Your task is to give the data again, exactly, with every line intact.
************
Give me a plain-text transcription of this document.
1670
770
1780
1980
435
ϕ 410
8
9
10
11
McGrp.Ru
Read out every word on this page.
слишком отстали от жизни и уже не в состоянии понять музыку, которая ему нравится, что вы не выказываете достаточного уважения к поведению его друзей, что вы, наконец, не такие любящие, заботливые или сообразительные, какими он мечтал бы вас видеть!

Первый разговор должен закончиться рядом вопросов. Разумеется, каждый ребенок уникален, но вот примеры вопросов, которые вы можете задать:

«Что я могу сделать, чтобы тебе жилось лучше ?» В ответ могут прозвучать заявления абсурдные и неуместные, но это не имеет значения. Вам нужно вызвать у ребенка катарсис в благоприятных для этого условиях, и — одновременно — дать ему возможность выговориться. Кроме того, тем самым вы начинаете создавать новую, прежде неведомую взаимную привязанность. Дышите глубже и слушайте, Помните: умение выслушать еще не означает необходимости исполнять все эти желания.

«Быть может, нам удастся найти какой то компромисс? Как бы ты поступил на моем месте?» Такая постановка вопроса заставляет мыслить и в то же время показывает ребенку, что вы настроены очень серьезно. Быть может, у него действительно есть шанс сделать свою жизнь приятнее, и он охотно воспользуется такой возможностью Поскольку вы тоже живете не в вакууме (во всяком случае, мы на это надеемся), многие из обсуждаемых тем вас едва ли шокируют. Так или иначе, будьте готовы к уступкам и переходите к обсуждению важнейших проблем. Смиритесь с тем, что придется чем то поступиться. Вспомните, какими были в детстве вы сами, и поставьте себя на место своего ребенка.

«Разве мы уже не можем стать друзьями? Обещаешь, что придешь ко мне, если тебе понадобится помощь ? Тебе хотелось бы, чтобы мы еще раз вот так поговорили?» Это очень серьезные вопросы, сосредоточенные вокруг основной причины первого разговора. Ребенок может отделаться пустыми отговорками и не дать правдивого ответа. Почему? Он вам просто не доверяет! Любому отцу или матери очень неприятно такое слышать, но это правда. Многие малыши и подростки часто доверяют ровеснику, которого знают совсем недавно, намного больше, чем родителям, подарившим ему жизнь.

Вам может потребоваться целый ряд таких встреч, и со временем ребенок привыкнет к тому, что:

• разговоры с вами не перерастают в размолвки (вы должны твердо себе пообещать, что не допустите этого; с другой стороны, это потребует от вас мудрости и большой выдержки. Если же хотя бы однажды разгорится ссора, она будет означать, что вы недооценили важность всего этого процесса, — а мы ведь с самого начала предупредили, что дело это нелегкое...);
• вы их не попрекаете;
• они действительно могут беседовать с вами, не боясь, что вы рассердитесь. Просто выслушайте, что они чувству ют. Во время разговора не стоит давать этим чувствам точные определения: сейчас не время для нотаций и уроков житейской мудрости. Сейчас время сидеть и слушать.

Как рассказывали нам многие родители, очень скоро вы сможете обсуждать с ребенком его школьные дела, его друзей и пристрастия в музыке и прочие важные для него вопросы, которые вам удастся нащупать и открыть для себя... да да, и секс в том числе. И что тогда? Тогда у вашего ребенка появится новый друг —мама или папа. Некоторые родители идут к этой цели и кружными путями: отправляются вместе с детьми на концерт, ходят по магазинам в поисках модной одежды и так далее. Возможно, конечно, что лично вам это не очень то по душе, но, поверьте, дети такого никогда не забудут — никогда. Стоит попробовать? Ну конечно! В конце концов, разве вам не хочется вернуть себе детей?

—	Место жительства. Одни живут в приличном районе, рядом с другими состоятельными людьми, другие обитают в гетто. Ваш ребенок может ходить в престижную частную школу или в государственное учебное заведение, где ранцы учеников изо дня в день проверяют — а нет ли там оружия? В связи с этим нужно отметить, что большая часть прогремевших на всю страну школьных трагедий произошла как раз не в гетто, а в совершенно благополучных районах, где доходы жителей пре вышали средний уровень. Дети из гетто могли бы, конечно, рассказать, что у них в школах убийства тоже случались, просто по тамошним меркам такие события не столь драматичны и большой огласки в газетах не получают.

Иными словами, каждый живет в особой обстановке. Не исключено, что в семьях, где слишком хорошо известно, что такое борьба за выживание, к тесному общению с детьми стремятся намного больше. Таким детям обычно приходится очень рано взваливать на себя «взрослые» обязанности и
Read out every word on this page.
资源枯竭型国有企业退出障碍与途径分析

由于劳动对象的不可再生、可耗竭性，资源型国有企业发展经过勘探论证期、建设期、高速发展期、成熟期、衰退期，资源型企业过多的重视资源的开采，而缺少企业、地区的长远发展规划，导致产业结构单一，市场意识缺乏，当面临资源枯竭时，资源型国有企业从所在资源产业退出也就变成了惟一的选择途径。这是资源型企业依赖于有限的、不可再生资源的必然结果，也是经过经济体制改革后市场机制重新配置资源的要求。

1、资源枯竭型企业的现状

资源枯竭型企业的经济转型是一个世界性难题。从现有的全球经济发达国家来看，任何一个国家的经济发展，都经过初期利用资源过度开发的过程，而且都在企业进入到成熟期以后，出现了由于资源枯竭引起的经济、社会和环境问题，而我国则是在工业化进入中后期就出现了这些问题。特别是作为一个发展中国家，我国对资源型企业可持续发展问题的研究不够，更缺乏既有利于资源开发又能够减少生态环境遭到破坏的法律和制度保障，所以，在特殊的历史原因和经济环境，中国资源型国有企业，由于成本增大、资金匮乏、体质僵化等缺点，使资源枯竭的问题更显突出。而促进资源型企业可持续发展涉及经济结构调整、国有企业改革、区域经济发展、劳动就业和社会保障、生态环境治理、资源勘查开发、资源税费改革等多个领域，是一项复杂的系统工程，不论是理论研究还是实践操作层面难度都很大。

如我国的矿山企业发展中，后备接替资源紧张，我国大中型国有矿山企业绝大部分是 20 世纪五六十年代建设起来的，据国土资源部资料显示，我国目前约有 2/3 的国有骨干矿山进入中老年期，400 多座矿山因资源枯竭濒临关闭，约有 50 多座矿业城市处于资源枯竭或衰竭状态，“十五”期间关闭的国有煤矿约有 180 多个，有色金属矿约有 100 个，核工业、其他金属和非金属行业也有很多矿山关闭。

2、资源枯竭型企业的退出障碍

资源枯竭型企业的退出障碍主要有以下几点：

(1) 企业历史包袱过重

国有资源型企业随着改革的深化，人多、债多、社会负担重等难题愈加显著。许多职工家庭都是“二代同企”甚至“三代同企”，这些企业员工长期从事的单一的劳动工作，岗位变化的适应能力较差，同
************
Solution to this exercise:
Give me a plain-text transcription of this document.
1670
770
1780
1980
435
ϕ 410
8
9
10
11
McGrp.Ru
Read out every word on this page.
слишком отстали от жизни и уже не в состоянии понять музыку, которая ему нравится, что вы не выказываете достаточного уважения к поведению его друзей, что вы, наконец, не такие любящие, заботливые или сообразительные, какими он мечтал бы вас видеть!

Первый разговор должен закончиться рядом вопросов. Разумеется, каждый ребенок уникален, но вот примеры вопросов, которые вы можете задать:

«Что я могу сделать, чтобы тебе жилось лучше ?» В ответ могут прозвучать заявления абсурдные и неуместные, но это не имеет значения. Вам нужно вызвать у ребенка катарсис в благоприятных для этого условиях, и — одновременно — дать ему возможность выговориться. Кроме того, тем самым вы начинаете создавать новую, прежде неведомую взаимную привязанность. Дышите глубже и слушайте, Помните: умение выслушать еще не означает необходимости исполнять все эти желания.

«Быть может, нам удастся найти какой то компромисс? Как бы ты поступил на моем месте?» Такая постановка вопроса заставляет мыслить и в то же время показывает ребенку, что вы настроены очень серьезно. Быть может, у него действительно есть шанс сделать свою жизнь приятнее, и он охотно воспользуется такой возможностью Поскольку вы тоже живете не в вакууме (во всяком случае, мы на это надеемся), многие из обсуждаемых тем вас едва ли шокируют. Так или иначе, будьте готовы к уступкам и переходите к обсуждению важнейших проблем. Смиритесь с тем, что придется чем то поступиться. Вспомните, какими были в детстве вы сами, и поставьте себя на место своего ребенка.

«Разве мы уже не можем стать друзьями? Обещаешь, что придешь ко мне, если тебе понадобится помощь ? Тебе хотелось бы, чтобы мы еще раз вот так поговорили?» Это очень серьезные вопросы, сосредоточенные вокруг основной причины первого разговора. Ребенок может отделаться пустыми отговорками и не дать правдивого ответа. Почему? Он вам просто не доверяет! Любому отцу или матери очень неприятно такое слышать, но это правда. Многие малыши и подростки часто доверяют ровеснику, которого знают совсем недавно, намного больше, чем родителям, подарившим ему жизнь.

Вам может потребоваться целый ряд таких встреч, и со временем ребенок привыкнет к тому, что:

• разговоры с вами не перерастают в размолвки (вы должны твердо себе пообещать, что не допустите этого; с другой стороны, это потребует от вас мудрости и большой выдержки. Если же хотя бы однажды разгорится ссора, она будет означать, что вы недооценили важность всего этого процесса, — а мы ведь с самого начала предупредили, что дело это нелегкое...);
• вы их не попрекаете;
• они действительно могут беседовать с вами, не боясь, что вы рассердитесь. Просто выслушайте, что они чувству ют. Во время разговора не стоит давать этим чувствам точные определения: сейчас не время для нотаций и уроков житейской мудрости. Сейчас время сидеть и слушать.

Как рассказывали нам многие родители, очень скоро вы сможете обсуждать с ребенком его школьные дела, его друзей и пристрастия в музыке и прочие важные для него вопросы, которые вам удастся нащупать и открыть для себя... да да, и секс в том числе. И что тогда? Тогда у вашего ребенка появится новый друг —мама или папа. Некоторые родители идут к этой цели и кружными путями: отправляются вместе с детьми на концерт, ходят по магазинам в поисках модной одежды и так далее. Возможно, конечно, что лично вам это не очень то по душе, но, поверьте, дети такого никогда не забудут — никогда. Стоит попробовать? Ну конечно! В конце концов, разве вам не хочется вернуть себе детей?

—	Место жительства. Одни живут в приличном районе, рядом с другими состоятельными людьми, другие обитают в гетто. Ваш ребенок может ходить в престижную частную школу или в государственное учебное заведение, где ранцы учеников изо дня в день проверяют — а нет ли там оружия? В связи с этим нужно отметить, что большая часть прогремевших на всю страну школьных трагедий произошла как раз не в гетто, а в совершенно благополучных районах, где доходы жителей пре вышали средний уровень. Дети из гетто могли бы, конечно, рассказать, что у них в школах убийства тоже случались, просто по тамошним меркам такие события не столь драматичны и большой огласки в газетах не получают.

Иными словами, каждый живет в особой обстановке. Не исключено, что в семьях, где слишком хорошо известно, что такое борьба за выживание, к тесному общению с детьми стремятся намного больше. Таким детям обычно приходится очень рано взваливать на себя «взрослые» обязанности и
Read out every word on this page.
资源枯竭型国有企业退出障碍与途径分析

由于劳动对象的不可再生、可耗竭性，资源型国有企业发展经过勘探论证期、建设期、高速发展期、成熟期、衰退期，资源型企业过多的重视资源的开采，而缺少企业、地区的长远发展规划，导致产业结构单一，市场意识缺乏，当面临资源枯竭时，资源型国有企业从所在资源产业退出也就变成了惟一的选择途径。这是资源型企业依赖于有限的、不可再生资源的必然结果，也是经过经济体制改革后市场机制重新配置资源的要求。

1、资源枯竭型企业的现状

资源枯竭型企业的经济转型是一个世界性难题。从现有的全球经济发达国家来看，任何一个国家的经济发展，都经过初期利用资源过度开发的过程，而且都在企业进入到成熟期以后，出现了由于资源枯竭引起的经济、社会和环境问题，而我国则是在工业化进入中后期就出现了这些问题。特别是作为一个发展中国家，我国对资源型企业可持续发展问题的研究不够，更缺乏既有利于资源开发又能够减少生态环境遭到破坏的法律和制度保障，所以，在特殊的历史原因和经济环境，中国资源型国有企业，由于成本增大、资金匮乏、体质僵化等缺点，使资源枯竭的问题更显突出。而促进资源型企业可持续发展涉及经济结构调整、国有企业改革、区域经济发展、劳动就业和社会保障、生态环境治理、资源勘查开发、资源税费改革等多个领域，是一项复杂的系统工程，不论是理论研究还是实践操作层面难度都很大。

如我国的矿山企业发展中，后备接替资源紧张，我国大中型国有矿山企业绝大部分是 20 世纪五六十年代建设起来的，据国土资源部资料显示，我国目前约有 2/3 的国有骨干矿山进入中老年期，400 多座矿山因资源枯竭濒临关闭，约有 50 多座矿业城市处于资源枯竭或衰竭状态，“十五”期间关闭的国有煤矿约有 180 多个，有色金属矿约有 100 个，核工业、其他金属和非金属行业也有很多矿山关闭。

2、资源枯竭型企业的退出障碍

资源枯竭型企业的退出障碍主要有以下几点：

(1) 企业历史包袱过重

国有资源型企业随着改革的深化，人多、债多、社会负担重等难题愈加显著。许多职工家庭都是“二代同企”甚至“三代同企”，这些企业员工长期从事的单一的劳动工作，岗位变化的适应能力较差，同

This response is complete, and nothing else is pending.